TASK TO COMPLETE. Retype the whole listing, please, keeping every line exact and dropping the pictures.

INPUT ROWS.
□ □ □ □ □ □ □

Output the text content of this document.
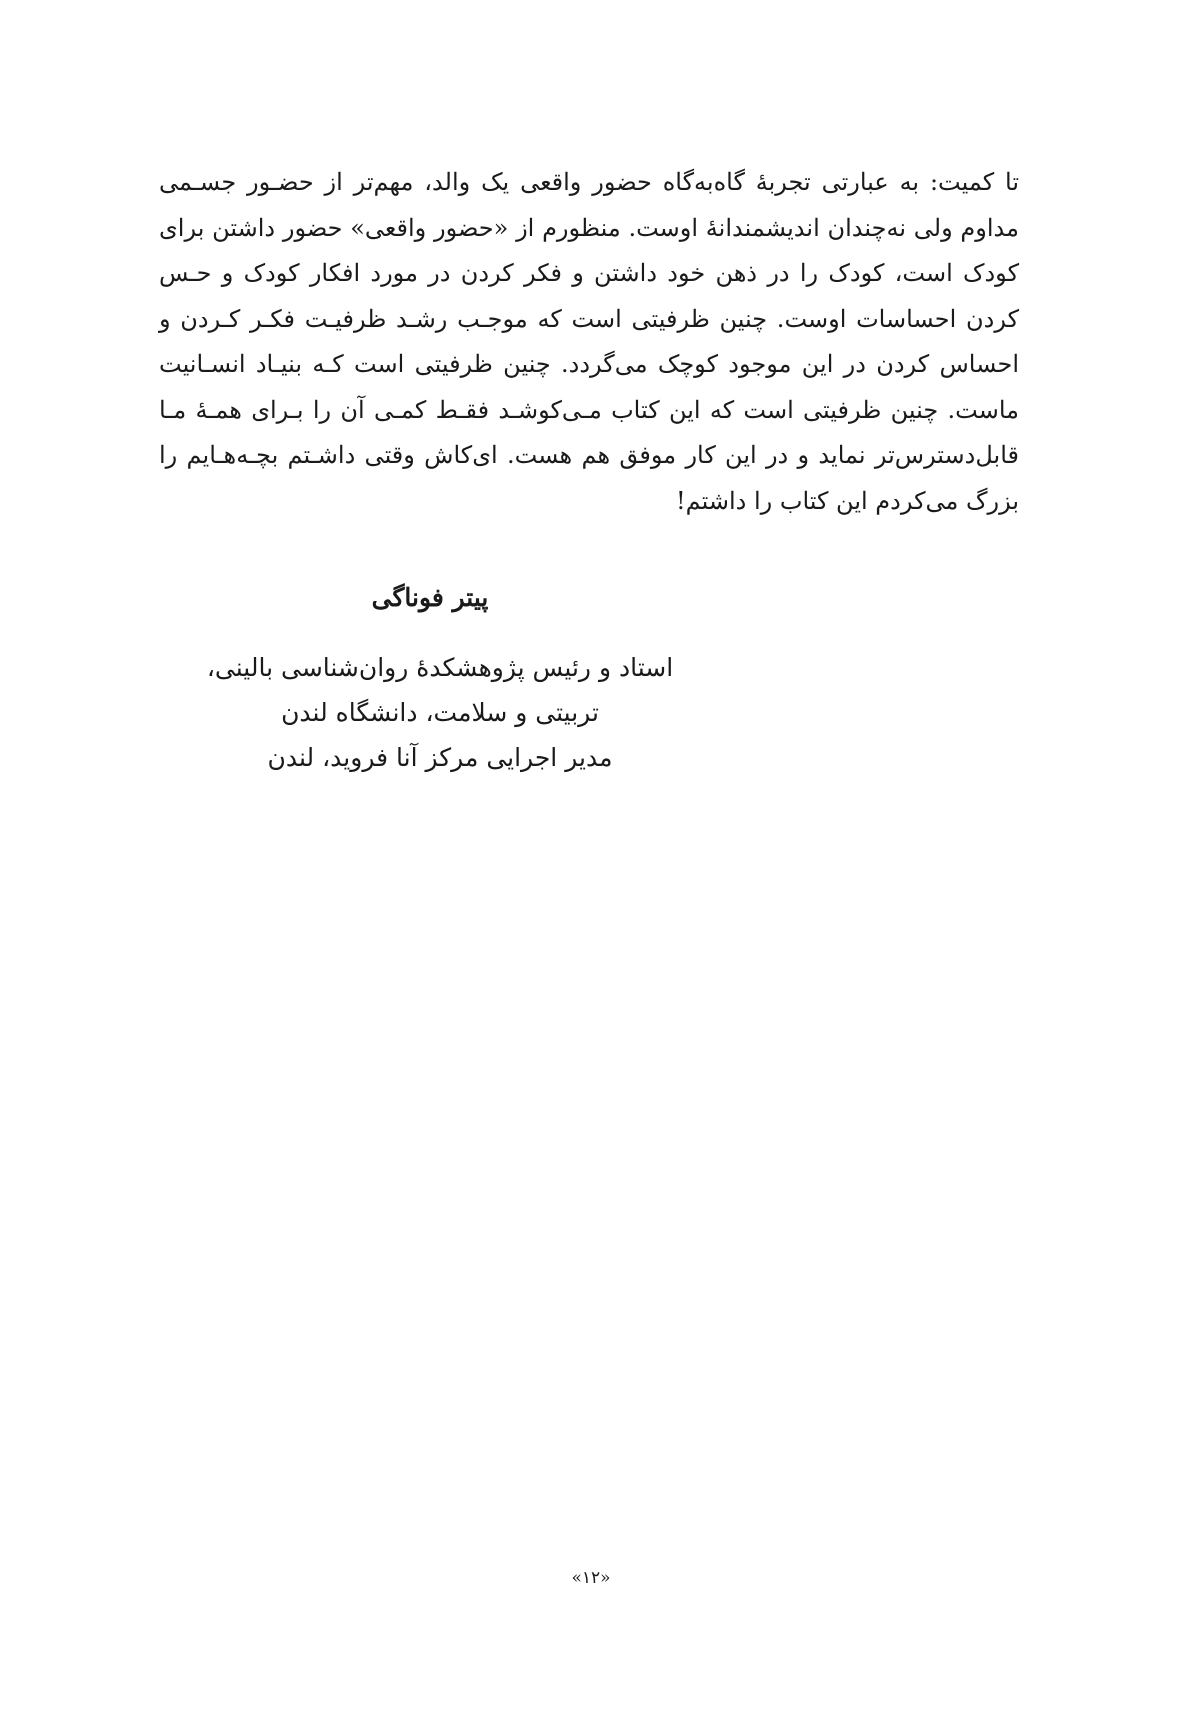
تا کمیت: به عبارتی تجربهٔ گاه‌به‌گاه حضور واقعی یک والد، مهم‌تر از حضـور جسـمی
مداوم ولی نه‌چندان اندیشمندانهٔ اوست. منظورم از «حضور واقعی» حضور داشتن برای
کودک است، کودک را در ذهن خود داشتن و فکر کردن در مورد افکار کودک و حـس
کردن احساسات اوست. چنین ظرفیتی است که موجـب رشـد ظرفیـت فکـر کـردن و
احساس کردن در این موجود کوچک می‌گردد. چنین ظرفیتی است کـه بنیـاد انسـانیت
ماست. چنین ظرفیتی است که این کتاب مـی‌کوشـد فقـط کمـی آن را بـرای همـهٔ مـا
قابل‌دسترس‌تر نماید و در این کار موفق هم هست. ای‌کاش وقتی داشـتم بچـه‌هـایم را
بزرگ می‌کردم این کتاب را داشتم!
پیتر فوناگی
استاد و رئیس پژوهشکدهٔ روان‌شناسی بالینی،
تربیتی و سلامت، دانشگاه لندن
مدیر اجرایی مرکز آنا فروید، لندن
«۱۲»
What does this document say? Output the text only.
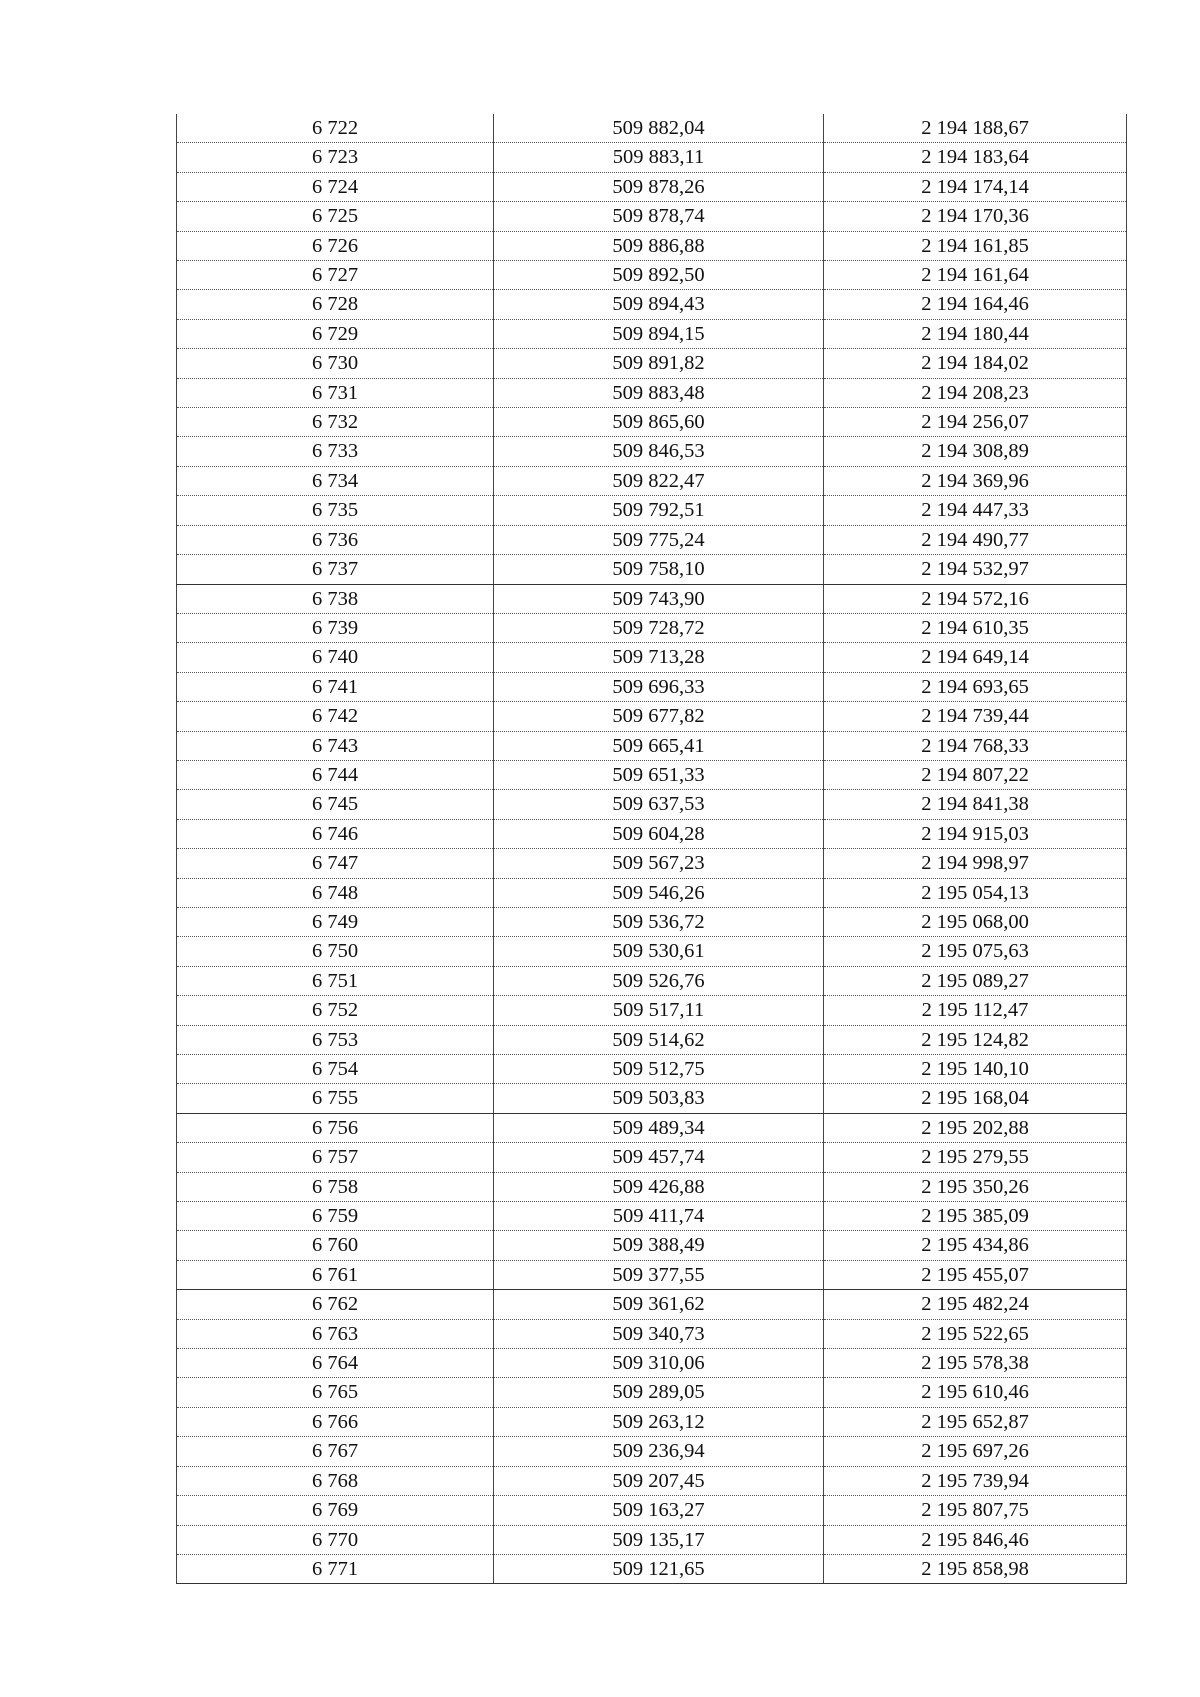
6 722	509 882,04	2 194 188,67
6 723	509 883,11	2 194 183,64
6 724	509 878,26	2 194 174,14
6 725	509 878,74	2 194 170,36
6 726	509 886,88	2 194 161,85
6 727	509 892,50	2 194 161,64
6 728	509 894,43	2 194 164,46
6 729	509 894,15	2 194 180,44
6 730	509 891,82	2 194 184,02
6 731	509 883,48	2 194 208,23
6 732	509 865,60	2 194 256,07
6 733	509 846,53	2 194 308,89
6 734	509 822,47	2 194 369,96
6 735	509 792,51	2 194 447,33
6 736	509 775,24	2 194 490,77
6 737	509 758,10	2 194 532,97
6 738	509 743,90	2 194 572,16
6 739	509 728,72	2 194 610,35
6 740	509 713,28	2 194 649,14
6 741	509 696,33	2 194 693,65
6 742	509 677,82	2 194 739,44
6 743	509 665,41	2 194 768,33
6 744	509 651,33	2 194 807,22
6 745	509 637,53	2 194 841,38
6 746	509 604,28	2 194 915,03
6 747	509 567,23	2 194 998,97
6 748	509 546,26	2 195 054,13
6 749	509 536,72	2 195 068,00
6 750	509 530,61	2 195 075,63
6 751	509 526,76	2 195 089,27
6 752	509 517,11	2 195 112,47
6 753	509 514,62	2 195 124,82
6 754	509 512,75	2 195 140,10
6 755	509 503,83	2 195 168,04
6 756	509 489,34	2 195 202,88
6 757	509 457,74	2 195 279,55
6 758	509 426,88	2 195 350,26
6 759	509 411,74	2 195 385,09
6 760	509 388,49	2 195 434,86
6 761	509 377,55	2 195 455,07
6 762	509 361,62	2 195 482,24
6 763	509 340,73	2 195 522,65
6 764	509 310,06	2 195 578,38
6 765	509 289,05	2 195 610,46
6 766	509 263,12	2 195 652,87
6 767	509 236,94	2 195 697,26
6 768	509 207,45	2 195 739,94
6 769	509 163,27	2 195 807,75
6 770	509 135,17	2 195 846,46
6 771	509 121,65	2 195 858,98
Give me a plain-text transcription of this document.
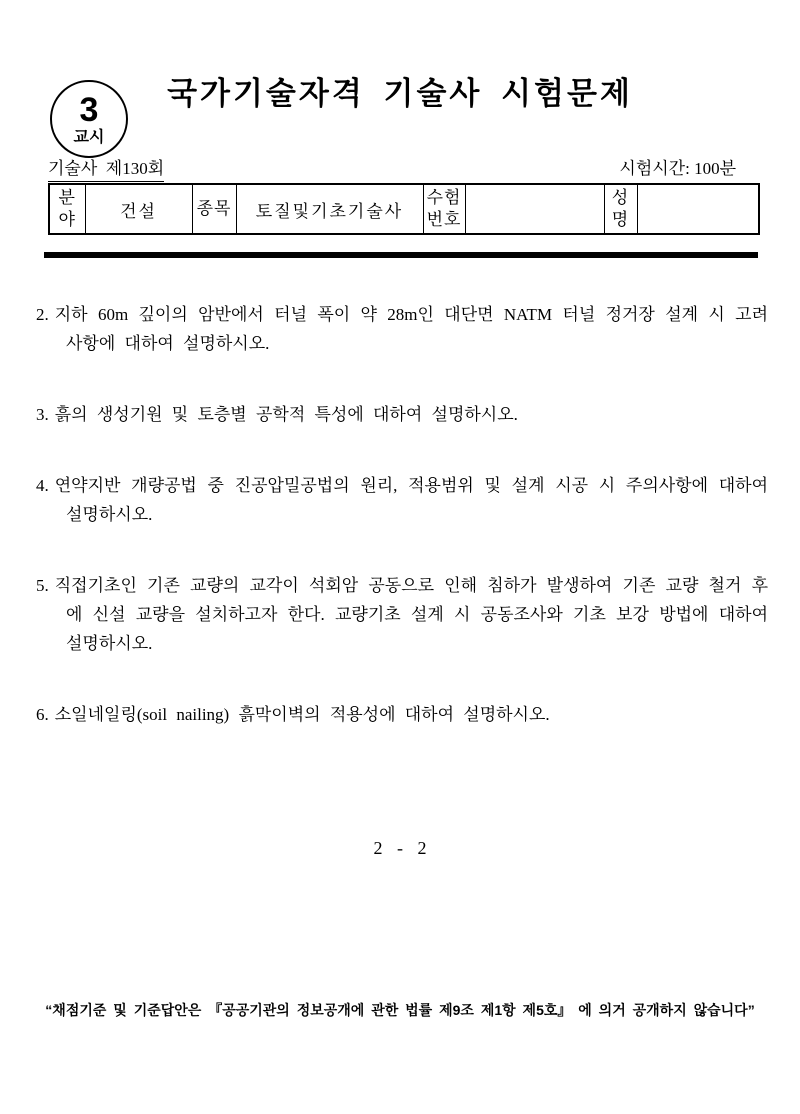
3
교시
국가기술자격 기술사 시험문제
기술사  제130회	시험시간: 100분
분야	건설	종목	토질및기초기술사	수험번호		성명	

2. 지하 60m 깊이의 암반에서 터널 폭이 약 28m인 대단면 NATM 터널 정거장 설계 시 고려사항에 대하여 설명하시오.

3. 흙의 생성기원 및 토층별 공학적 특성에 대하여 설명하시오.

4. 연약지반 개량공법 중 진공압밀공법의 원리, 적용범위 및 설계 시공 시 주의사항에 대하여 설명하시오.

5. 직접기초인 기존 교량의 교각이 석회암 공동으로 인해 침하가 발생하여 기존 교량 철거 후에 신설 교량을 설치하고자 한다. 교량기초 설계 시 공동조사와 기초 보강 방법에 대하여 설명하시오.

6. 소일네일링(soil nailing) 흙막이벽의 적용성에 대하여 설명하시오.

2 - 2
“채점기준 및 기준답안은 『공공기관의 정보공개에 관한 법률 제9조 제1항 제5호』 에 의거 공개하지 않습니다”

□ □ □ □ □ □ □

THE OUTPUT.
Output the text content of this document.
تا کمیت: به عبارتی تجربهٔ گاه‌به‌گاه حضور واقعی یک والد، مهم‌تر از حضـور جسـمی
مداوم ولی نه‌چندان اندیشمندانهٔ اوست. منظورم از «حضور واقعی» حضور داشتن برای
کودک است، کودک را در ذهن خود داشتن و فکر کردن در مورد افکار کودک و حـس
کردن احساسات اوست. چنین ظرفیتی است که موجـب رشـد ظرفیـت فکـر کـردن و
احساس کردن در این موجود کوچک می‌گردد. چنین ظرفیتی است کـه بنیـاد انسـانیت
ماست. چنین ظرفیتی است که این کتاب مـی‌کوشـد فقـط کمـی آن را بـرای همـهٔ مـا
قابل‌دسترس‌تر نماید و در این کار موفق هم هست. ای‌کاش وقتی داشـتم بچـه‌هـایم را
بزرگ می‌کردم این کتاب را داشتم!
پیتر فوناگی
استاد و رئیس پژوهشکدهٔ روان‌شناسی بالینی،
تربیتی و سلامت، دانشگاه لندن
مدیر اجرایی مرکز آنا فروید، لندن
«۱۲»
What does this document say? Output the text only.
6 722	509 882,04	2 194 188,67
6 723	509 883,11	2 194 183,64
6 724	509 878,26	2 194 174,14
6 725	509 878,74	2 194 170,36
6 726	509 886,88	2 194 161,85
6 727	509 892,50	2 194 161,64
6 728	509 894,43	2 194 164,46
6 729	509 894,15	2 194 180,44
6 730	509 891,82	2 194 184,02
6 731	509 883,48	2 194 208,23
6 732	509 865,60	2 194 256,07
6 733	509 846,53	2 194 308,89
6 734	509 822,47	2 194 369,96
6 735	509 792,51	2 194 447,33
6 736	509 775,24	2 194 490,77
6 737	509 758,10	2 194 532,97
6 738	509 743,90	2 194 572,16
6 739	509 728,72	2 194 610,35
6 740	509 713,28	2 194 649,14
6 741	509 696,33	2 194 693,65
6 742	509 677,82	2 194 739,44
6 743	509 665,41	2 194 768,33
6 744	509 651,33	2 194 807,22
6 745	509 637,53	2 194 841,38
6 746	509 604,28	2 194 915,03
6 747	509 567,23	2 194 998,97
6 748	509 546,26	2 195 054,13
6 749	509 536,72	2 195 068,00
6 750	509 530,61	2 195 075,63
6 751	509 526,76	2 195 089,27
6 752	509 517,11	2 195 112,47
6 753	509 514,62	2 195 124,82
6 754	509 512,75	2 195 140,10
6 755	509 503,83	2 195 168,04
6 756	509 489,34	2 195 202,88
6 757	509 457,74	2 195 279,55
6 758	509 426,88	2 195 350,26
6 759	509 411,74	2 195 385,09
6 760	509 388,49	2 195 434,86
6 761	509 377,55	2 195 455,07
6 762	509 361,62	2 195 482,24
6 763	509 340,73	2 195 522,65
6 764	509 310,06	2 195 578,38
6 765	509 289,05	2 195 610,46
6 766	509 263,12	2 195 652,87
6 767	509 236,94	2 195 697,26
6 768	509 207,45	2 195 739,94
6 769	509 163,27	2 195 807,75
6 770	509 135,17	2 195 846,46
6 771	509 121,65	2 195 858,98
Give me a plain-text transcription of this document.
3
교시
국가기술자격 기술사 시험문제
기술사  제130회	시험시간: 100분
분야	건설	종목	토질및기초기술사	수험번호		성명	

2. 지하 60m 깊이의 암반에서 터널 폭이 약 28m인 대단면 NATM 터널 정거장 설계 시 고려사항에 대하여 설명하시오.

3. 흙의 생성기원 및 토층별 공학적 특성에 대하여 설명하시오.

4. 연약지반 개량공법 중 진공압밀공법의 원리, 적용범위 및 설계 시공 시 주의사항에 대하여 설명하시오.

5. 직접기초인 기존 교량의 교각이 석회암 공동으로 인해 침하가 발생하여 기존 교량 철거 후에 신설 교량을 설치하고자 한다. 교량기초 설계 시 공동조사와 기초 보강 방법에 대하여 설명하시오.

6. 소일네일링(soil nailing) 흙막이벽의 적용성에 대하여 설명하시오.

2 - 2
“채점기준 및 기준답안은 『공공기관의 정보공개에 관한 법률 제9조 제1항 제5호』 에 의거 공개하지 않습니다”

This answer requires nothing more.